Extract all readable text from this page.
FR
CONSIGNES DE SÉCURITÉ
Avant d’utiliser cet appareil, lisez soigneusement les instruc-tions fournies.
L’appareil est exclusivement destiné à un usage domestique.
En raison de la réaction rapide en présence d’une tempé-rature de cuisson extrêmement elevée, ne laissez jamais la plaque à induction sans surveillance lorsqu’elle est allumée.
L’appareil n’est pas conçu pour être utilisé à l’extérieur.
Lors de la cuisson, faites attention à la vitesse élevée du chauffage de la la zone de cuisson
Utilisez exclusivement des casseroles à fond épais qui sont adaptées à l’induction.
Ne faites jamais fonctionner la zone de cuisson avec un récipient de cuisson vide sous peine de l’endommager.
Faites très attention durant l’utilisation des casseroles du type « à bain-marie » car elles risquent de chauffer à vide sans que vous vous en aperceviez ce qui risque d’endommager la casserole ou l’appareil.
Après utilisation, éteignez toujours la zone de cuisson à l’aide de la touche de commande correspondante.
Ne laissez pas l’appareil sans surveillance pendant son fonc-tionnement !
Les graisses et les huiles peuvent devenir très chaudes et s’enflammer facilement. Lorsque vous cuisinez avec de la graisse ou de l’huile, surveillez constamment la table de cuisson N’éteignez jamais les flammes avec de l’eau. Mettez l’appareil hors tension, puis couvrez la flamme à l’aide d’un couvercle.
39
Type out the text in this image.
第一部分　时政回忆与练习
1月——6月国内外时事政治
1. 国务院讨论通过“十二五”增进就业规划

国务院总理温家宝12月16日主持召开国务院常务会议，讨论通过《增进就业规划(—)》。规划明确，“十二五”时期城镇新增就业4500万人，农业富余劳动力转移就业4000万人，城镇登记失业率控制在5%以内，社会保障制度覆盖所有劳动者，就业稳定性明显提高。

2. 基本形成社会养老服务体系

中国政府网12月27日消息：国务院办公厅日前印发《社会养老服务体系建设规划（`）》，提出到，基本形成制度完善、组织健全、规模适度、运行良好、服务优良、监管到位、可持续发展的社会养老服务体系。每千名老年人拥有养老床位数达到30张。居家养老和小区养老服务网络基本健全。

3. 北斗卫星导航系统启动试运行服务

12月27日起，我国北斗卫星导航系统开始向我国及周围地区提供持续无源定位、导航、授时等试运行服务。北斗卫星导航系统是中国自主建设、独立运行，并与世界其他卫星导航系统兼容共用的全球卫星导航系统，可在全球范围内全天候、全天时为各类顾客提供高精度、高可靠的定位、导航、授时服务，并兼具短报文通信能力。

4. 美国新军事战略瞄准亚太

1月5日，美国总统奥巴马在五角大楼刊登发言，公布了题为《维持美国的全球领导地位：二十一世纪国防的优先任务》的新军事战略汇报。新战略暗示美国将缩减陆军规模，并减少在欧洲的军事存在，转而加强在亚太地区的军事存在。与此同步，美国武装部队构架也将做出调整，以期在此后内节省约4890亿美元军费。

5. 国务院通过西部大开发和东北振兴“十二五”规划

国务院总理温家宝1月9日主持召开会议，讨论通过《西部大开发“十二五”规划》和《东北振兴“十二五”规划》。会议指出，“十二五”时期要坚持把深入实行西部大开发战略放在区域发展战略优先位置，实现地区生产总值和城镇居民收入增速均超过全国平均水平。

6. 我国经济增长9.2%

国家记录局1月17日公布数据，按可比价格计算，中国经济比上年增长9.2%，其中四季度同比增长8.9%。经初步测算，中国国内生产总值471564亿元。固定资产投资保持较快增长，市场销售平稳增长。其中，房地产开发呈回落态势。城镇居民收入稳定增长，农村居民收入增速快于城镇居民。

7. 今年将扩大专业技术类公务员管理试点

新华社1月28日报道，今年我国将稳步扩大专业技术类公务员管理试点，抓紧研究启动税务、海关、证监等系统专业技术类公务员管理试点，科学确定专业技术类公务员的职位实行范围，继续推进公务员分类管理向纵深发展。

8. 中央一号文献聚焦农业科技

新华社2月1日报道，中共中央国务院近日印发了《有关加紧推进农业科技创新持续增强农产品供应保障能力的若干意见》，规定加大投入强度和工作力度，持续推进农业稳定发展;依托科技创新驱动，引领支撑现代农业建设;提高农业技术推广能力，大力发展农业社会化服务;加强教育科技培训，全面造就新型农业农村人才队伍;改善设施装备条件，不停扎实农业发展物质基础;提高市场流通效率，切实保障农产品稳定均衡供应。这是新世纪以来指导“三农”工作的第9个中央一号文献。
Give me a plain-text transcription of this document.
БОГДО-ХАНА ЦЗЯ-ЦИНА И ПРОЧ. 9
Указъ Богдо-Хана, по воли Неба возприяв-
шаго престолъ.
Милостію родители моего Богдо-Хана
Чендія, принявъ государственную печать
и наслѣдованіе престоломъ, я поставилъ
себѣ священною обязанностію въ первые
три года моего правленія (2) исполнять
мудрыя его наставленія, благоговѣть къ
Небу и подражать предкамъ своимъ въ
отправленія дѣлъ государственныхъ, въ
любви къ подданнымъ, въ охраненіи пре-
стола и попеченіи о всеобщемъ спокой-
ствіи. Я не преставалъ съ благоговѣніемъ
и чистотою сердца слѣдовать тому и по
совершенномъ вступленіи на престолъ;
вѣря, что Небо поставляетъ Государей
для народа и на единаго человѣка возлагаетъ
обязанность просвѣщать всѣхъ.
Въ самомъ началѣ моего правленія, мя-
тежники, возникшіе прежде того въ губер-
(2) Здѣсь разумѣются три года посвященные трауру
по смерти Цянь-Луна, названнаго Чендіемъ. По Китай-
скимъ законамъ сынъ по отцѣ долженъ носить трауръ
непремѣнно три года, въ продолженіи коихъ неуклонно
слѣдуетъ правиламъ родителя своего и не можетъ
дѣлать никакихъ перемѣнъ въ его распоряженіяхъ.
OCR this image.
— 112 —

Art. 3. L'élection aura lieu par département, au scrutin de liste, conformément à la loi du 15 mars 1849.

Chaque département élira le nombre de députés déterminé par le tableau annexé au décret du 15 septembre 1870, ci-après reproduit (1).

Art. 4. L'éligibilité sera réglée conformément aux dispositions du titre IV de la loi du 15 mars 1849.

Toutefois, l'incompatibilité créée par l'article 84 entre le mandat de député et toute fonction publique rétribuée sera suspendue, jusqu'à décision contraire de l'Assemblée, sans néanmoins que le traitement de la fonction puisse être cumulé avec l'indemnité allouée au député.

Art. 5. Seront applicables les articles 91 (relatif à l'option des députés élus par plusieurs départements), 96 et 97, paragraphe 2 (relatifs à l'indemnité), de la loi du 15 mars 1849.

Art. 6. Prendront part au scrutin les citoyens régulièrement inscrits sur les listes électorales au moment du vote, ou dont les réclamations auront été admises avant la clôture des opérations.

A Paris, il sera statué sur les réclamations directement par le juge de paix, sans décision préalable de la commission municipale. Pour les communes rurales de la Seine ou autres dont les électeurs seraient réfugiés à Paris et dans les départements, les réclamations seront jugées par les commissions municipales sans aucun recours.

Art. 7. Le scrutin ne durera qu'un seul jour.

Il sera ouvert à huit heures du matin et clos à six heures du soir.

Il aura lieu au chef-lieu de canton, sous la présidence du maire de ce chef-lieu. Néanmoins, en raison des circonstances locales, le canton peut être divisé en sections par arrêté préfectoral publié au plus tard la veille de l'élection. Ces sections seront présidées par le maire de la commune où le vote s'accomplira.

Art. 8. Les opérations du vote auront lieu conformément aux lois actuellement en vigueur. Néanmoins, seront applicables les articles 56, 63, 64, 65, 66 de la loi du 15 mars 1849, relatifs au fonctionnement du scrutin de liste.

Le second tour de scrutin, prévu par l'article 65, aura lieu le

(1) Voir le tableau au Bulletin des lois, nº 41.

--- Set task ---
Look through the records and gather every line containing "décision".

--- Task solution ---
Toutefois, l'incompatibilité créée par l'article 84 entre le mandat de député et toute fonction publique rétribuée sera suspendue, jusqu'à décision contraire de l'Assemblée, sans néanmoins que le traitement de la fonction puisse être cumulé avec l'indemnité allouée au député.
A Paris, il sera statué sur les réclamations directement par le juge de paix, sans décision préalable de la commission municipale. Pour les communes rurales de la Seine ou autres dont les électeurs seraient réfugiés à Paris et dans les départements, les réclamations seront jugées par les commissions municipales sans aucun recours.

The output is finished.